:: WRITTEN REQUEST ::
Write out the entries again exactly as they are given.

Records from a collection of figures
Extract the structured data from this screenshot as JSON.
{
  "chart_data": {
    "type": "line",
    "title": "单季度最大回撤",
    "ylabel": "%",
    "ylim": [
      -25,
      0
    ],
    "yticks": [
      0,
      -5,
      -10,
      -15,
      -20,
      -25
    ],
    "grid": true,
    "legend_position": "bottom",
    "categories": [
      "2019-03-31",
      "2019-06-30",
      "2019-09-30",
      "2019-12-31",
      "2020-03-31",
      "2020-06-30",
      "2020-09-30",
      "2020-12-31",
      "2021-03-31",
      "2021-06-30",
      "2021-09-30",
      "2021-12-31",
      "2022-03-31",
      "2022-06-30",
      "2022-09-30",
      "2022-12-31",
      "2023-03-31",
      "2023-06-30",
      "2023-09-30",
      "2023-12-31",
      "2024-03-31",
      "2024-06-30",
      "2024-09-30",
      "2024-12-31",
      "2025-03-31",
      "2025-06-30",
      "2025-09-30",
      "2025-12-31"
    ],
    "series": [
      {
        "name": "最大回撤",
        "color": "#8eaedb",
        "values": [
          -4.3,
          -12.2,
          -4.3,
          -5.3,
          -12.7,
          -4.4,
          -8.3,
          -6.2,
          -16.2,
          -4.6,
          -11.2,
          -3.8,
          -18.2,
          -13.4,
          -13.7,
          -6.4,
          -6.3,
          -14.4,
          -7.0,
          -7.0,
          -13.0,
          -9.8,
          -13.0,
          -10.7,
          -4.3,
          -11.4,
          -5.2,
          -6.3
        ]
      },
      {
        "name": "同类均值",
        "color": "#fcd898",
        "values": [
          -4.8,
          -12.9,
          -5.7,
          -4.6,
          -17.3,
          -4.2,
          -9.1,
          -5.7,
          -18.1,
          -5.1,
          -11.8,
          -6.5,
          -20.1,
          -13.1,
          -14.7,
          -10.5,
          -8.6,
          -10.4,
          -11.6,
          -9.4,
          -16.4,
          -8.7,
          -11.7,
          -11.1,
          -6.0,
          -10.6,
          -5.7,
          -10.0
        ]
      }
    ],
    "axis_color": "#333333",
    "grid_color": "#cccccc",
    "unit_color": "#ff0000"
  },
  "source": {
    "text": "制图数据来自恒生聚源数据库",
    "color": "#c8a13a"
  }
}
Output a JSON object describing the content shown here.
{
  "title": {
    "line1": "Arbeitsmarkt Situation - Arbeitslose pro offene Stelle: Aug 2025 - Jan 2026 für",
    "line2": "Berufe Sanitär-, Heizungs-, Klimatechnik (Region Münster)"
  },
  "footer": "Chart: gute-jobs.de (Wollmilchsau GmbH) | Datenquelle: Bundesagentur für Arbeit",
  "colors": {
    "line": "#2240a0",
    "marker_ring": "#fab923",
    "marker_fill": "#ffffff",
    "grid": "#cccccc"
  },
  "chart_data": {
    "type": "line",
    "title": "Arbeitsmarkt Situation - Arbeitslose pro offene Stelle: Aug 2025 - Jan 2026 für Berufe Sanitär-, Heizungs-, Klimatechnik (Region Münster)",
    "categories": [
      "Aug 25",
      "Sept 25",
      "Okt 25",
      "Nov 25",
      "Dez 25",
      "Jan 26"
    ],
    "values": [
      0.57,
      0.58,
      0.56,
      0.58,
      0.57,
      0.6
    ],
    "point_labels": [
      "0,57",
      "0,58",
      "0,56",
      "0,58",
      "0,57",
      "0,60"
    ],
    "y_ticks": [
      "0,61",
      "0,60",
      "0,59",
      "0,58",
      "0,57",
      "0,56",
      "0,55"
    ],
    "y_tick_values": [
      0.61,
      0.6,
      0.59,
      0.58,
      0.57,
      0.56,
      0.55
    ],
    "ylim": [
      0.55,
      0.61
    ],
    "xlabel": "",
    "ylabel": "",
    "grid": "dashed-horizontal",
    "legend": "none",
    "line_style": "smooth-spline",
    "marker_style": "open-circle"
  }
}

:: RESPONSE TO THE TASK ::
Extract the structured data from this screenshot as JSON.
{
  "chart_data": {
    "type": "line",
    "title": "单季度最大回撤",
    "ylabel": "%",
    "ylim": [
      -25,
      0
    ],
    "yticks": [
      0,
      -5,
      -10,
      -15,
      -20,
      -25
    ],
    "grid": true,
    "legend_position": "bottom",
    "categories": [
      "2019-03-31",
      "2019-06-30",
      "2019-09-30",
      "2019-12-31",
      "2020-03-31",
      "2020-06-30",
      "2020-09-30",
      "2020-12-31",
      "2021-03-31",
      "2021-06-30",
      "2021-09-30",
      "2021-12-31",
      "2022-03-31",
      "2022-06-30",
      "2022-09-30",
      "2022-12-31",
      "2023-03-31",
      "2023-06-30",
      "2023-09-30",
      "2023-12-31",
      "2024-03-31",
      "2024-06-30",
      "2024-09-30",
      "2024-12-31",
      "2025-03-31",
      "2025-06-30",
      "2025-09-30",
      "2025-12-31"
    ],
    "series": [
      {
        "name": "最大回撤",
        "color": "#8eaedb",
        "values": [
          -4.3,
          -12.2,
          -4.3,
          -5.3,
          -12.7,
          -4.4,
          -8.3,
          -6.2,
          -16.2,
          -4.6,
          -11.2,
          -3.8,
          -18.2,
          -13.4,
          -13.7,
          -6.4,
          -6.3,
          -14.4,
          -7.0,
          -7.0,
          -13.0,
          -9.8,
          -13.0,
          -10.7,
          -4.3,
          -11.4,
          -5.2,
          -6.3
        ]
      },
      {
        "name": "同类均值",
        "color": "#fcd898",
        "values": [
          -4.8,
          -12.9,
          -5.7,
          -4.6,
          -17.3,
          -4.2,
          -9.1,
          -5.7,
          -18.1,
          -5.1,
          -11.8,
          -6.5,
          -20.1,
          -13.1,
          -14.7,
          -10.5,
          -8.6,
          -10.4,
          -11.6,
          -9.4,
          -16.4,
          -8.7,
          -11.7,
          -11.1,
          -6.0,
          -10.6,
          -5.7,
          -10.0
        ]
      }
    ],
    "axis_color": "#333333",
    "grid_color": "#cccccc",
    "unit_color": "#ff0000"
  },
  "source": {
    "text": "制图数据来自恒生聚源数据库",
    "color": "#c8a13a"
  }
}
Output a JSON object describing the content shown here.
{
  "title": {
    "line1": "Arbeitsmarkt Situation - Arbeitslose pro offene Stelle: Aug 2025 - Jan 2026 für",
    "line2": "Berufe Sanitär-, Heizungs-, Klimatechnik (Region Münster)"
  },
  "footer": "Chart: gute-jobs.de (Wollmilchsau GmbH) | Datenquelle: Bundesagentur für Arbeit",
  "colors": {
    "line": "#2240a0",
    "marker_ring": "#fab923",
    "marker_fill": "#ffffff",
    "grid": "#cccccc"
  },
  "chart_data": {
    "type": "line",
    "title": "Arbeitsmarkt Situation - Arbeitslose pro offene Stelle: Aug 2025 - Jan 2026 für Berufe Sanitär-, Heizungs-, Klimatechnik (Region Münster)",
    "categories": [
      "Aug 25",
      "Sept 25",
      "Okt 25",
      "Nov 25",
      "Dez 25",
      "Jan 26"
    ],
    "values": [
      0.57,
      0.58,
      0.56,
      0.58,
      0.57,
      0.6
    ],
    "point_labels": [
      "0,57",
      "0,58",
      "0,56",
      "0,58",
      "0,57",
      "0,60"
    ],
    "y_ticks": [
      "0,61",
      "0,60",
      "0,59",
      "0,58",
      "0,57",
      "0,56",
      "0,55"
    ],
    "y_tick_values": [
      0.61,
      0.6,
      0.59,
      0.58,
      0.57,
      0.56,
      0.55
    ],
    "ylim": [
      0.55,
      0.61
    ],
    "xlabel": "",
    "ylabel": "",
    "grid": "dashed-horizontal",
    "legend": "none",
    "line_style": "smooth-spline",
    "marker_style": "open-circle"
  }
}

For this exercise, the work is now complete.